STATED PROBLEM - Return the material word for word. Do not include pictures.

(Records)
"""
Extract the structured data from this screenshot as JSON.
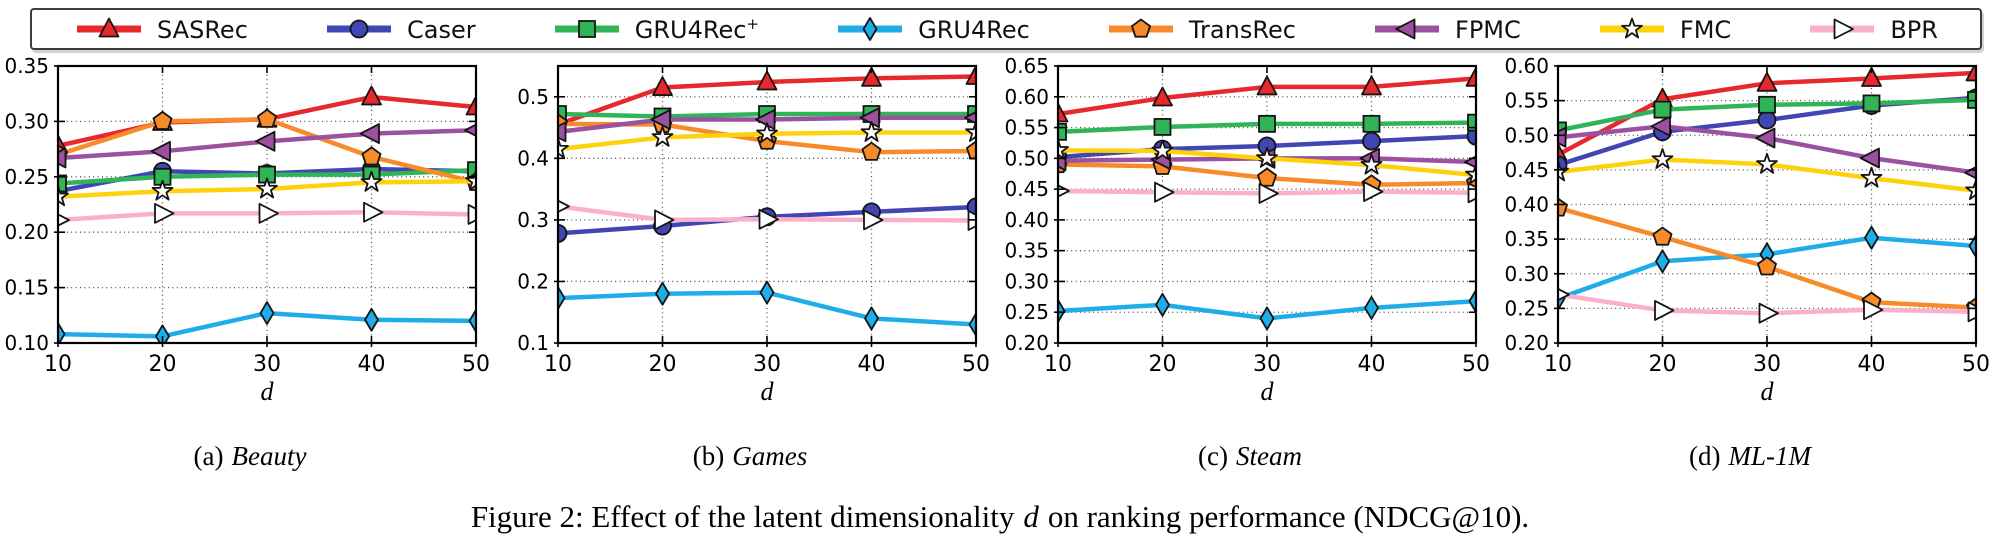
{
  "legend": {
    "items": [
      {
        "label": "SASRec",
        "sup": "",
        "color": "#e7282d",
        "marker": "triangle-up",
        "face": "self"
      },
      {
        "label": "Caser",
        "sup": "",
        "color": "#4146b2",
        "marker": "circle",
        "face": "self"
      },
      {
        "label": "GRU4Rec",
        "sup": "+",
        "color": "#2fb457",
        "marker": "square",
        "face": "self"
      },
      {
        "label": "GRU4Rec",
        "sup": "",
        "color": "#1fadea",
        "marker": "diamond",
        "face": "self"
      },
      {
        "label": "TransRec",
        "sup": "",
        "color": "#f78b29",
        "marker": "pentagon",
        "face": "self"
      },
      {
        "label": "FPMC",
        "sup": "",
        "color": "#9b51a0",
        "marker": "triangle-left",
        "face": "self"
      },
      {
        "label": "FMC",
        "sup": "",
        "color": "#fdd20a",
        "marker": "star",
        "face": "#ffffff"
      },
      {
        "label": "BPR",
        "sup": "",
        "color": "#fab0cc",
        "marker": "triangle-right",
        "face": "#ffffff"
      }
    ]
  },
  "chart_data": [
    {
      "type": "line",
      "caption_prefix": "(a)",
      "caption_name": "Beauty",
      "xlabel": "d",
      "ylabel": "",
      "grid": true,
      "x": [
        10,
        20,
        30,
        40,
        50
      ],
      "ylim": [
        0.1,
        0.35
      ],
      "y_ticks": [
        0.1,
        0.15,
        0.2,
        0.25,
        0.3,
        0.35
      ],
      "ytick_decimals": 2,
      "series": [
        {
          "name": "SASRec",
          "values": [
            0.278,
            0.299,
            0.302,
            0.322,
            0.313
          ]
        },
        {
          "name": "Caser",
          "values": [
            0.237,
            0.255,
            0.253,
            0.257,
            0.255
          ]
        },
        {
          "name": "GRU4Rec+",
          "values": [
            0.244,
            0.25,
            0.252,
            0.252,
            0.256
          ]
        },
        {
          "name": "GRU4Rec",
          "values": [
            0.108,
            0.106,
            0.127,
            0.121,
            0.12
          ]
        },
        {
          "name": "TransRec",
          "values": [
            0.27,
            0.3,
            0.302,
            0.268,
            0.245
          ]
        },
        {
          "name": "FPMC",
          "values": [
            0.267,
            0.273,
            0.282,
            0.289,
            0.292
          ]
        },
        {
          "name": "FMC",
          "values": [
            0.232,
            0.237,
            0.239,
            0.245,
            0.246
          ]
        },
        {
          "name": "BPR",
          "values": [
            0.211,
            0.217,
            0.217,
            0.218,
            0.216
          ]
        }
      ]
    },
    {
      "type": "line",
      "caption_prefix": "(b)",
      "caption_name": "Games",
      "xlabel": "d",
      "ylabel": "",
      "grid": true,
      "x": [
        10,
        20,
        30,
        40,
        50
      ],
      "ylim": [
        0.1,
        0.55
      ],
      "y_ticks": [
        0.1,
        0.2,
        0.3,
        0.4,
        0.5
      ],
      "ytick_decimals": 1,
      "series": [
        {
          "name": "SASRec",
          "values": [
            0.455,
            0.515,
            0.524,
            0.53,
            0.533
          ]
        },
        {
          "name": "Caser",
          "values": [
            0.278,
            0.29,
            0.305,
            0.313,
            0.321
          ]
        },
        {
          "name": "GRU4Rec+",
          "values": [
            0.472,
            0.468,
            0.472,
            0.472,
            0.472
          ]
        },
        {
          "name": "GRU4Rec",
          "values": [
            0.173,
            0.18,
            0.182,
            0.14,
            0.13
          ]
        },
        {
          "name": "TransRec",
          "values": [
            0.456,
            0.455,
            0.428,
            0.41,
            0.412
          ]
        },
        {
          "name": "FPMC",
          "values": [
            0.443,
            0.463,
            0.463,
            0.466,
            0.466
          ]
        },
        {
          "name": "FMC",
          "values": [
            0.415,
            0.434,
            0.44,
            0.442,
            0.442
          ]
        },
        {
          "name": "BPR",
          "values": [
            0.322,
            0.3,
            0.301,
            0.3,
            0.299
          ]
        }
      ]
    },
    {
      "type": "line",
      "caption_prefix": "(c)",
      "caption_name": "Steam",
      "xlabel": "d",
      "ylabel": "",
      "grid": true,
      "x": [
        10,
        20,
        30,
        40,
        50
      ],
      "ylim": [
        0.2,
        0.65
      ],
      "y_ticks": [
        0.2,
        0.25,
        0.3,
        0.35,
        0.4,
        0.45,
        0.5,
        0.55,
        0.6,
        0.65
      ],
      "ytick_decimals": 2,
      "series": [
        {
          "name": "SASRec",
          "values": [
            0.572,
            0.598,
            0.616,
            0.616,
            0.63
          ]
        },
        {
          "name": "Caser",
          "values": [
            0.502,
            0.515,
            0.52,
            0.528,
            0.536
          ]
        },
        {
          "name": "GRU4Rec+",
          "values": [
            0.543,
            0.551,
            0.556,
            0.556,
            0.558
          ]
        },
        {
          "name": "GRU4Rec",
          "values": [
            0.252,
            0.262,
            0.24,
            0.257,
            0.268
          ]
        },
        {
          "name": "TransRec",
          "values": [
            0.49,
            0.487,
            0.468,
            0.457,
            0.46
          ]
        },
        {
          "name": "FPMC",
          "values": [
            0.496,
            0.498,
            0.5,
            0.5,
            0.494
          ]
        },
        {
          "name": "FMC",
          "values": [
            0.513,
            0.512,
            0.5,
            0.489,
            0.473
          ]
        },
        {
          "name": "BPR",
          "values": [
            0.447,
            0.445,
            0.443,
            0.446,
            0.444
          ]
        }
      ]
    },
    {
      "type": "line",
      "caption_prefix": "(d)",
      "caption_name": "ML-1M",
      "xlabel": "d",
      "ylabel": "",
      "grid": true,
      "x": [
        10,
        20,
        30,
        40,
        50
      ],
      "ylim": [
        0.2,
        0.6
      ],
      "y_ticks": [
        0.2,
        0.25,
        0.3,
        0.35,
        0.4,
        0.45,
        0.5,
        0.55,
        0.6
      ],
      "ytick_decimals": 2,
      "series": [
        {
          "name": "SASRec",
          "values": [
            0.472,
            0.552,
            0.575,
            0.582,
            0.59
          ]
        },
        {
          "name": "Caser",
          "values": [
            0.457,
            0.505,
            0.522,
            0.543,
            0.554
          ]
        },
        {
          "name": "GRU4Rec+",
          "values": [
            0.507,
            0.537,
            0.544,
            0.546,
            0.551
          ]
        },
        {
          "name": "GRU4Rec",
          "values": [
            0.264,
            0.318,
            0.328,
            0.352,
            0.34
          ]
        },
        {
          "name": "TransRec",
          "values": [
            0.395,
            0.353,
            0.31,
            0.259,
            0.251
          ]
        },
        {
          "name": "FPMC",
          "values": [
            0.497,
            0.513,
            0.496,
            0.467,
            0.446
          ]
        },
        {
          "name": "FMC",
          "values": [
            0.447,
            0.465,
            0.458,
            0.438,
            0.42
          ]
        },
        {
          "name": "BPR",
          "values": [
            0.27,
            0.247,
            0.243,
            0.248,
            0.245
          ]
        }
      ]
    }
  ],
  "figure_caption": {
    "prefix": "Figure 2: Effect of the latent dimensionality",
    "italic": "d",
    "suffix": "on ranking performance (NDCG@10)."
  }
}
"""
THE COMPLETED TASK -
Extract the structured data from this screenshot as JSON.
{
  "legend": {
    "items": [
      {
        "label": "SASRec",
        "sup": "",
        "color": "#e7282d",
        "marker": "triangle-up",
        "face": "self"
      },
      {
        "label": "Caser",
        "sup": "",
        "color": "#4146b2",
        "marker": "circle",
        "face": "self"
      },
      {
        "label": "GRU4Rec",
        "sup": "+",
        "color": "#2fb457",
        "marker": "square",
        "face": "self"
      },
      {
        "label": "GRU4Rec",
        "sup": "",
        "color": "#1fadea",
        "marker": "diamond",
        "face": "self"
      },
      {
        "label": "TransRec",
        "sup": "",
        "color": "#f78b29",
        "marker": "pentagon",
        "face": "self"
      },
      {
        "label": "FPMC",
        "sup": "",
        "color": "#9b51a0",
        "marker": "triangle-left",
        "face": "self"
      },
      {
        "label": "FMC",
        "sup": "",
        "color": "#fdd20a",
        "marker": "star",
        "face": "#ffffff"
      },
      {
        "label": "BPR",
        "sup": "",
        "color": "#fab0cc",
        "marker": "triangle-right",
        "face": "#ffffff"
      }
    ]
  },
  "chart_data": [
    {
      "type": "line",
      "caption_prefix": "(a)",
      "caption_name": "Beauty",
      "xlabel": "d",
      "ylabel": "",
      "grid": true,
      "x": [
        10,
        20,
        30,
        40,
        50
      ],
      "ylim": [
        0.1,
        0.35
      ],
      "y_ticks": [
        0.1,
        0.15,
        0.2,
        0.25,
        0.3,
        0.35
      ],
      "ytick_decimals": 2,
      "series": [
        {
          "name": "SASRec",
          "values": [
            0.278,
            0.299,
            0.302,
            0.322,
            0.313
          ]
        },
        {
          "name": "Caser",
          "values": [
            0.237,
            0.255,
            0.253,
            0.257,
            0.255
          ]
        },
        {
          "name": "GRU4Rec+",
          "values": [
            0.244,
            0.25,
            0.252,
            0.252,
            0.256
          ]
        },
        {
          "name": "GRU4Rec",
          "values": [
            0.108,
            0.106,
            0.127,
            0.121,
            0.12
          ]
        },
        {
          "name": "TransRec",
          "values": [
            0.27,
            0.3,
            0.302,
            0.268,
            0.245
          ]
        },
        {
          "name": "FPMC",
          "values": [
            0.267,
            0.273,
            0.282,
            0.289,
            0.292
          ]
        },
        {
          "name": "FMC",
          "values": [
            0.232,
            0.237,
            0.239,
            0.245,
            0.246
          ]
        },
        {
          "name": "BPR",
          "values": [
            0.211,
            0.217,
            0.217,
            0.218,
            0.216
          ]
        }
      ]
    },
    {
      "type": "line",
      "caption_prefix": "(b)",
      "caption_name": "Games",
      "xlabel": "d",
      "ylabel": "",
      "grid": true,
      "x": [
        10,
        20,
        30,
        40,
        50
      ],
      "ylim": [
        0.1,
        0.55
      ],
      "y_ticks": [
        0.1,
        0.2,
        0.3,
        0.4,
        0.5
      ],
      "ytick_decimals": 1,
      "series": [
        {
          "name": "SASRec",
          "values": [
            0.455,
            0.515,
            0.524,
            0.53,
            0.533
          ]
        },
        {
          "name": "Caser",
          "values": [
            0.278,
            0.29,
            0.305,
            0.313,
            0.321
          ]
        },
        {
          "name": "GRU4Rec+",
          "values": [
            0.472,
            0.468,
            0.472,
            0.472,
            0.472
          ]
        },
        {
          "name": "GRU4Rec",
          "values": [
            0.173,
            0.18,
            0.182,
            0.14,
            0.13
          ]
        },
        {
          "name": "TransRec",
          "values": [
            0.456,
            0.455,
            0.428,
            0.41,
            0.412
          ]
        },
        {
          "name": "FPMC",
          "values": [
            0.443,
            0.463,
            0.463,
            0.466,
            0.466
          ]
        },
        {
          "name": "FMC",
          "values": [
            0.415,
            0.434,
            0.44,
            0.442,
            0.442
          ]
        },
        {
          "name": "BPR",
          "values": [
            0.322,
            0.3,
            0.301,
            0.3,
            0.299
          ]
        }
      ]
    },
    {
      "type": "line",
      "caption_prefix": "(c)",
      "caption_name": "Steam",
      "xlabel": "d",
      "ylabel": "",
      "grid": true,
      "x": [
        10,
        20,
        30,
        40,
        50
      ],
      "ylim": [
        0.2,
        0.65
      ],
      "y_ticks": [
        0.2,
        0.25,
        0.3,
        0.35,
        0.4,
        0.45,
        0.5,
        0.55,
        0.6,
        0.65
      ],
      "ytick_decimals": 2,
      "series": [
        {
          "name": "SASRec",
          "values": [
            0.572,
            0.598,
            0.616,
            0.616,
            0.63
          ]
        },
        {
          "name": "Caser",
          "values": [
            0.502,
            0.515,
            0.52,
            0.528,
            0.536
          ]
        },
        {
          "name": "GRU4Rec+",
          "values": [
            0.543,
            0.551,
            0.556,
            0.556,
            0.558
          ]
        },
        {
          "name": "GRU4Rec",
          "values": [
            0.252,
            0.262,
            0.24,
            0.257,
            0.268
          ]
        },
        {
          "name": "TransRec",
          "values": [
            0.49,
            0.487,
            0.468,
            0.457,
            0.46
          ]
        },
        {
          "name": "FPMC",
          "values": [
            0.496,
            0.498,
            0.5,
            0.5,
            0.494
          ]
        },
        {
          "name": "FMC",
          "values": [
            0.513,
            0.512,
            0.5,
            0.489,
            0.473
          ]
        },
        {
          "name": "BPR",
          "values": [
            0.447,
            0.445,
            0.443,
            0.446,
            0.444
          ]
        }
      ]
    },
    {
      "type": "line",
      "caption_prefix": "(d)",
      "caption_name": "ML-1M",
      "xlabel": "d",
      "ylabel": "",
      "grid": true,
      "x": [
        10,
        20,
        30,
        40,
        50
      ],
      "ylim": [
        0.2,
        0.6
      ],
      "y_ticks": [
        0.2,
        0.25,
        0.3,
        0.35,
        0.4,
        0.45,
        0.5,
        0.55,
        0.6
      ],
      "ytick_decimals": 2,
      "series": [
        {
          "name": "SASRec",
          "values": [
            0.472,
            0.552,
            0.575,
            0.582,
            0.59
          ]
        },
        {
          "name": "Caser",
          "values": [
            0.457,
            0.505,
            0.522,
            0.543,
            0.554
          ]
        },
        {
          "name": "GRU4Rec+",
          "values": [
            0.507,
            0.537,
            0.544,
            0.546,
            0.551
          ]
        },
        {
          "name": "GRU4Rec",
          "values": [
            0.264,
            0.318,
            0.328,
            0.352,
            0.34
          ]
        },
        {
          "name": "TransRec",
          "values": [
            0.395,
            0.353,
            0.31,
            0.259,
            0.251
          ]
        },
        {
          "name": "FPMC",
          "values": [
            0.497,
            0.513,
            0.496,
            0.467,
            0.446
          ]
        },
        {
          "name": "FMC",
          "values": [
            0.447,
            0.465,
            0.458,
            0.438,
            0.42
          ]
        },
        {
          "name": "BPR",
          "values": [
            0.27,
            0.247,
            0.243,
            0.248,
            0.245
          ]
        }
      ]
    }
  ],
  "figure_caption": {
    "prefix": "Figure 2: Effect of the latent dimensionality",
    "italic": "d",
    "suffix": "on ranking performance (NDCG@10)."
  }
}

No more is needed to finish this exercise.